→ **Stated task**: Collect all lines containing the word "Output" from the data.
** start of Records supplied **
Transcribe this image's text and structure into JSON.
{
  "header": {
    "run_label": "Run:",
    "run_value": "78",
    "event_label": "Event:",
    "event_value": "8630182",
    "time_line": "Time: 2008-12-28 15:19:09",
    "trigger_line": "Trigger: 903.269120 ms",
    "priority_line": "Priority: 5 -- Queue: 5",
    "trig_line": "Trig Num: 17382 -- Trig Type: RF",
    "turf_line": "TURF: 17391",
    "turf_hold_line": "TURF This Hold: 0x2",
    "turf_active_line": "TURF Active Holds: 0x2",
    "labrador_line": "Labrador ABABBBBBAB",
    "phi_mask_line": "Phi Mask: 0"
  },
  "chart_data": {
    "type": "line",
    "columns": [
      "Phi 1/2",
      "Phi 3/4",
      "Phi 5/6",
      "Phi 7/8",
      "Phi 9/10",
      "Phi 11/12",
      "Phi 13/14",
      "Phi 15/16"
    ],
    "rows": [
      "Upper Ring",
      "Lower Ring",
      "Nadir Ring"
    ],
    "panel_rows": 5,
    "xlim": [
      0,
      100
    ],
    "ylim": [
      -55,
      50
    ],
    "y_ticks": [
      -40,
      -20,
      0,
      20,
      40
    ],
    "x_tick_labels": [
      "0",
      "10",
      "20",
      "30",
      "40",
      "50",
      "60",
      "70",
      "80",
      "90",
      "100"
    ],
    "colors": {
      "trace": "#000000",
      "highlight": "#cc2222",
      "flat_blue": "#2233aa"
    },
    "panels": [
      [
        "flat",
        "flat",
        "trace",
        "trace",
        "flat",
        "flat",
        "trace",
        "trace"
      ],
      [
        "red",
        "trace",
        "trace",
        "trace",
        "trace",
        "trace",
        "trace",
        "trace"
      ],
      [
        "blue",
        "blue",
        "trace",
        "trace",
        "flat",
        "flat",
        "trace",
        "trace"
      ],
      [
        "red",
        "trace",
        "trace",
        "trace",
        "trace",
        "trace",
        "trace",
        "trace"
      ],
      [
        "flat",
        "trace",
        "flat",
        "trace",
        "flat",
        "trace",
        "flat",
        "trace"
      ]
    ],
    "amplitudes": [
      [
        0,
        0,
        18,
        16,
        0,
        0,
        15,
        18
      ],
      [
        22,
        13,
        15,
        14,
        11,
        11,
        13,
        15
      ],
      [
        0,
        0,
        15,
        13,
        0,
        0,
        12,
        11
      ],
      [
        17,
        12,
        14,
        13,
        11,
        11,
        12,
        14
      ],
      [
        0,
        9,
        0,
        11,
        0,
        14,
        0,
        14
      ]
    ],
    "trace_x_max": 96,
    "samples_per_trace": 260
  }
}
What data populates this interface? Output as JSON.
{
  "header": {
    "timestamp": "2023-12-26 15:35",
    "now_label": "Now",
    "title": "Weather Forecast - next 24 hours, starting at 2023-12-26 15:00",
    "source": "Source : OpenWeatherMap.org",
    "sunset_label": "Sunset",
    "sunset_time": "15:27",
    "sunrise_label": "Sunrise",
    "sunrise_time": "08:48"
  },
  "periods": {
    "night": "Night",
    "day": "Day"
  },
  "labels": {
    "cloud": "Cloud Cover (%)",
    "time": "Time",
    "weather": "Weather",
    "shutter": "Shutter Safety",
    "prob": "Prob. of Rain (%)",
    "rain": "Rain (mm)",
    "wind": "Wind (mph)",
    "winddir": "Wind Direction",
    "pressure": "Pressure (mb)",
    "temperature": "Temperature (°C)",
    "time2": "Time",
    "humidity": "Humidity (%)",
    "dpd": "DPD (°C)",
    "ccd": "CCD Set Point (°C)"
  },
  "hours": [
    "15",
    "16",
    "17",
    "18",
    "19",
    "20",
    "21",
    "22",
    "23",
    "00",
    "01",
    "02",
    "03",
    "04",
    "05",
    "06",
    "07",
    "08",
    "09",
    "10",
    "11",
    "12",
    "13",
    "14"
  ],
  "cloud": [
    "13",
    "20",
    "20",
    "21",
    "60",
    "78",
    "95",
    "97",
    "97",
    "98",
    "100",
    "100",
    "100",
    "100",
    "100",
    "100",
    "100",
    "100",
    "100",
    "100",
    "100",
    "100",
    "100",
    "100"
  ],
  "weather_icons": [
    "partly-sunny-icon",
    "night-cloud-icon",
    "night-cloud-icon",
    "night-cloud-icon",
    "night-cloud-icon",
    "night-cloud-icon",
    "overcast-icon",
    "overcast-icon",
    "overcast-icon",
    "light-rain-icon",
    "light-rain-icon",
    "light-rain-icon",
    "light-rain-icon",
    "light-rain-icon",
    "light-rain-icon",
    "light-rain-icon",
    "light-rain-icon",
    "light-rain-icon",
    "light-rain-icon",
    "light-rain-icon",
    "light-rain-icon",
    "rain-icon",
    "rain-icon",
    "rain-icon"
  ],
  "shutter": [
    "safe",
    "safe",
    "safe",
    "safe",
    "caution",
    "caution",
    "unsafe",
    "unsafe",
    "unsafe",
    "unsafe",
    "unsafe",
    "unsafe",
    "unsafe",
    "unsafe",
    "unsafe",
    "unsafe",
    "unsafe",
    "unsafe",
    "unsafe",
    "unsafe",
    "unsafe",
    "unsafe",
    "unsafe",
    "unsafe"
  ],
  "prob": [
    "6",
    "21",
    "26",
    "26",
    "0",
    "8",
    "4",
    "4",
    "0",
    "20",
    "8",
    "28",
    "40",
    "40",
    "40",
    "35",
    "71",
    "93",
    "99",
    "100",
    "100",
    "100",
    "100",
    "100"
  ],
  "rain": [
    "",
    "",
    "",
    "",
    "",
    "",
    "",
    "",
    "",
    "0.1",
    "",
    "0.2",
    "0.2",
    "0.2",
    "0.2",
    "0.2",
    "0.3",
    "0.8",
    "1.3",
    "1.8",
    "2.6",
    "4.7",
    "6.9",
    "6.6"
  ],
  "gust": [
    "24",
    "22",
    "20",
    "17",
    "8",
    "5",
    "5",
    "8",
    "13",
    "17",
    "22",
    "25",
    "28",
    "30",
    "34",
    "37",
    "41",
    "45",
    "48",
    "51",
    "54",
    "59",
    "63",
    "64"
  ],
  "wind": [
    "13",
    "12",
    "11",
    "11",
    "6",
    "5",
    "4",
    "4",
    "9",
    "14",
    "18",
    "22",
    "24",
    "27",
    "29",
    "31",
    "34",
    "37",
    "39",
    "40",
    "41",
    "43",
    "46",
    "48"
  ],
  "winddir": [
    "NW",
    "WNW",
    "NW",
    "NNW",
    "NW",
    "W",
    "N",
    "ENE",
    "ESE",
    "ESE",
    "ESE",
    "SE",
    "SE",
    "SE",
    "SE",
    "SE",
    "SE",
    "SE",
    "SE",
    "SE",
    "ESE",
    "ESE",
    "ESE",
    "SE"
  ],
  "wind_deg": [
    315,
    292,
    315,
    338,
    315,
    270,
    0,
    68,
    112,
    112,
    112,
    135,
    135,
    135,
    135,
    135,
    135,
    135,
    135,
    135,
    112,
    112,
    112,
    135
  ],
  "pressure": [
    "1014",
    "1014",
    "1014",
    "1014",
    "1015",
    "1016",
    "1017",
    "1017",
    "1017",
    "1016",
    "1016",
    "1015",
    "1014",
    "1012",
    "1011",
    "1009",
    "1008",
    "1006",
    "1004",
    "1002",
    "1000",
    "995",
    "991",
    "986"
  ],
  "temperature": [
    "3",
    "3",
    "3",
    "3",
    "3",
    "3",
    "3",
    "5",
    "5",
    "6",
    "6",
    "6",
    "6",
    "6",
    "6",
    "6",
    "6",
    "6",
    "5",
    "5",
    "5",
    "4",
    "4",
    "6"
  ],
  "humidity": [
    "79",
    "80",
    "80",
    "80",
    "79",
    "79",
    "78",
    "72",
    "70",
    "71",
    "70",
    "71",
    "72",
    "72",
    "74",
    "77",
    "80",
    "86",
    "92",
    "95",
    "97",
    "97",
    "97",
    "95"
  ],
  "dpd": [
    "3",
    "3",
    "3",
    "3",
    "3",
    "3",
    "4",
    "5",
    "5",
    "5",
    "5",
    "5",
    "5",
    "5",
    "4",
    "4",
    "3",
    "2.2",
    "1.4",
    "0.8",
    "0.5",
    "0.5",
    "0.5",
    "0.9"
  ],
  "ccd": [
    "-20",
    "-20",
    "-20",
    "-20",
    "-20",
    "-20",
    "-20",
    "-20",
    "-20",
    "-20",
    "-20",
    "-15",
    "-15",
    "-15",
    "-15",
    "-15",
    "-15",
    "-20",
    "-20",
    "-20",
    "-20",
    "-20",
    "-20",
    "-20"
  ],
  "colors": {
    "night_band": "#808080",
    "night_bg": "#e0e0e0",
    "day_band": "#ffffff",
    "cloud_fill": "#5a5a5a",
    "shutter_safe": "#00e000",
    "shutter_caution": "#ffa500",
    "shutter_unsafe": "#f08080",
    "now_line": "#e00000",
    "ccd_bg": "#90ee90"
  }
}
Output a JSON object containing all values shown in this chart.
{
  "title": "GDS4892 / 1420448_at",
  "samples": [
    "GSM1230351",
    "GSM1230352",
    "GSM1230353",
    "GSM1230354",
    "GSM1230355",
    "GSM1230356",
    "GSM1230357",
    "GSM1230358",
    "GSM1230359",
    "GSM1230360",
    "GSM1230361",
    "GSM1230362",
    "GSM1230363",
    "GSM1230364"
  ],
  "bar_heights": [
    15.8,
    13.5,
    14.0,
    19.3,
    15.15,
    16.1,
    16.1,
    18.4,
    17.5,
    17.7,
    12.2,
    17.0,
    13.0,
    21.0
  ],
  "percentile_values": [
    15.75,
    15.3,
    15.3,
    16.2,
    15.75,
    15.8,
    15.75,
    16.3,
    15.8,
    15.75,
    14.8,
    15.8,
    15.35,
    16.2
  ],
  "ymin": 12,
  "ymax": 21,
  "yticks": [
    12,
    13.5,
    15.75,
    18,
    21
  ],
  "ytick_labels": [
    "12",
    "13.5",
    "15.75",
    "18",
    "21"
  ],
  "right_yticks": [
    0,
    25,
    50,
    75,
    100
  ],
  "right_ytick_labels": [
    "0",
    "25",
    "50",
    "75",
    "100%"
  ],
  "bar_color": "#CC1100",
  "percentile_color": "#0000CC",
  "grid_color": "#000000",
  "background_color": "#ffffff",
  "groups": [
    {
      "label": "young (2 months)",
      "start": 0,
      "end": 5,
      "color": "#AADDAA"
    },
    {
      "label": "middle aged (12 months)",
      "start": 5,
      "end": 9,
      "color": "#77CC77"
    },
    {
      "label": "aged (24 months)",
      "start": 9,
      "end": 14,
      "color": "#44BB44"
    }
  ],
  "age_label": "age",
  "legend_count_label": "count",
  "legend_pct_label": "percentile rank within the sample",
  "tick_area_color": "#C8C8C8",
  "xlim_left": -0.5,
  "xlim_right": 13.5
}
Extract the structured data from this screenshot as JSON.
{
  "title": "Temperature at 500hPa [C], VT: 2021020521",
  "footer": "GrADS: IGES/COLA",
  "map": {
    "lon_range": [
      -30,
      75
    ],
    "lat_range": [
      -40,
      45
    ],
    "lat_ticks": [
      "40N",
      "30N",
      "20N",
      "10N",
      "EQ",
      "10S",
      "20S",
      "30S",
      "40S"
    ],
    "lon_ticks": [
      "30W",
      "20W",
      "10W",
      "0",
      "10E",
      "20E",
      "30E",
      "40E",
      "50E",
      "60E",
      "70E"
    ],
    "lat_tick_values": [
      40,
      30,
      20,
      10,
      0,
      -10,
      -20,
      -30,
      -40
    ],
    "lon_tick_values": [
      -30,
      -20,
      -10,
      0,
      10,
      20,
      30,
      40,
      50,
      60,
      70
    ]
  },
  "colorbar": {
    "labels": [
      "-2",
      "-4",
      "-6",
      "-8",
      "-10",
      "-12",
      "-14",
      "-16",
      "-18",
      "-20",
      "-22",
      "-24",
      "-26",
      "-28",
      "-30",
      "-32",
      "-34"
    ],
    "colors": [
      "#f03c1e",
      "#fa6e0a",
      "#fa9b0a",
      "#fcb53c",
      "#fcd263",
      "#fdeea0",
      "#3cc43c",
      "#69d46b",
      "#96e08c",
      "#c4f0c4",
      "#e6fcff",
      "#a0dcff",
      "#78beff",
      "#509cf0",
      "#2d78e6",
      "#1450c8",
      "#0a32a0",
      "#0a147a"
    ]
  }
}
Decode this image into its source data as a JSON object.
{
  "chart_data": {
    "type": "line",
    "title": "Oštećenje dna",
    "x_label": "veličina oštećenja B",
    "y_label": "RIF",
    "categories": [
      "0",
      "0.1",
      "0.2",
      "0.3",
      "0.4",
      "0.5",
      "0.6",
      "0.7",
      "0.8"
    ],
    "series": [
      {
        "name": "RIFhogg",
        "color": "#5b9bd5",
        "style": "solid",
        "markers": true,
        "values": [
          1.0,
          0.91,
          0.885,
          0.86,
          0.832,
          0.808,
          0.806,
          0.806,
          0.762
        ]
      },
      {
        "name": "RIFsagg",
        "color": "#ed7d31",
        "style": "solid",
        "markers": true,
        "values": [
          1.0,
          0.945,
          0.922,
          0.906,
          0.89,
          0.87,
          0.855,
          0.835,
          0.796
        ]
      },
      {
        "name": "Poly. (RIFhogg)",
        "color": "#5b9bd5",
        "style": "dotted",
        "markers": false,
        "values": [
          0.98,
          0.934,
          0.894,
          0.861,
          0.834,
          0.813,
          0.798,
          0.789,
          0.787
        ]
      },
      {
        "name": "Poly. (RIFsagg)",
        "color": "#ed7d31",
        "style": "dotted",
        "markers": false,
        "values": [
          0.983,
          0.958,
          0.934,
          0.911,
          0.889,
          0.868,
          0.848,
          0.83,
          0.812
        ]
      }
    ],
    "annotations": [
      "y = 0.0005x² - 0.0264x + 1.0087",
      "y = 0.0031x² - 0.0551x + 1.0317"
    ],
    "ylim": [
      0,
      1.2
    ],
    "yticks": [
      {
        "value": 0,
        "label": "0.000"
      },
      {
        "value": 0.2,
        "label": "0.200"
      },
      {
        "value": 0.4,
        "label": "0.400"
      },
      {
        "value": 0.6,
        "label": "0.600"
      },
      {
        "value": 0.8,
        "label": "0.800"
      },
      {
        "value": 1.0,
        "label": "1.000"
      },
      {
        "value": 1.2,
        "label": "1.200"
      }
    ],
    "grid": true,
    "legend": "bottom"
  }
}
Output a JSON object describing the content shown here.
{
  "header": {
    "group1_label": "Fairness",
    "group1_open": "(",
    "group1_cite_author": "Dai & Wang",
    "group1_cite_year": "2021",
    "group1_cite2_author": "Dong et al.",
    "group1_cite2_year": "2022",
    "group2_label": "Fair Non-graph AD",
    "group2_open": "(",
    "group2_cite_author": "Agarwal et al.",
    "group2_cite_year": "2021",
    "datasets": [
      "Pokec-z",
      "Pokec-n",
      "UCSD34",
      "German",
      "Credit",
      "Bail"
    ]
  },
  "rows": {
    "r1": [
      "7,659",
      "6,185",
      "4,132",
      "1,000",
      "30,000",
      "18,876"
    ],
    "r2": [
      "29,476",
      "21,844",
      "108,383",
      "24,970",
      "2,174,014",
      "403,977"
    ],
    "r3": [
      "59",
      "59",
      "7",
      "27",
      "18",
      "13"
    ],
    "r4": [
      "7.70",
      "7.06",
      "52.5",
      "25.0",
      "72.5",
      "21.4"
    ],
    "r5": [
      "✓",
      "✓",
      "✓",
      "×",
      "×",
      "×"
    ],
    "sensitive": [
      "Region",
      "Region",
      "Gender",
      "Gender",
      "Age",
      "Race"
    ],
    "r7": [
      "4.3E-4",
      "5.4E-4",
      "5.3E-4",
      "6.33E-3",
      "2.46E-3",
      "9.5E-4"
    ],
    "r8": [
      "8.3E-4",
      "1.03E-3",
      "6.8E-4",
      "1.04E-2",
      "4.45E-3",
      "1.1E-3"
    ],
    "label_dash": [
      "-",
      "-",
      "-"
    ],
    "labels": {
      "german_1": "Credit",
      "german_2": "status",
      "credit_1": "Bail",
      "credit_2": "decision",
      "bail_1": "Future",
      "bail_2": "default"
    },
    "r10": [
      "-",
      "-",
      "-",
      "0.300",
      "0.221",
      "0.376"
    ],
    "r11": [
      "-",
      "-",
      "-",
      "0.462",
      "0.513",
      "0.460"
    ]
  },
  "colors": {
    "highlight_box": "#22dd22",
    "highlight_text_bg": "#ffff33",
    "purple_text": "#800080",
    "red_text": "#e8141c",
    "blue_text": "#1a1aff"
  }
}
** end of Records supplied **
→ **Written reply**:
What data populates this interface? Output as JSON.
Output a JSON object containing all values shown in this chart.
Output a JSON object describing the content shown here.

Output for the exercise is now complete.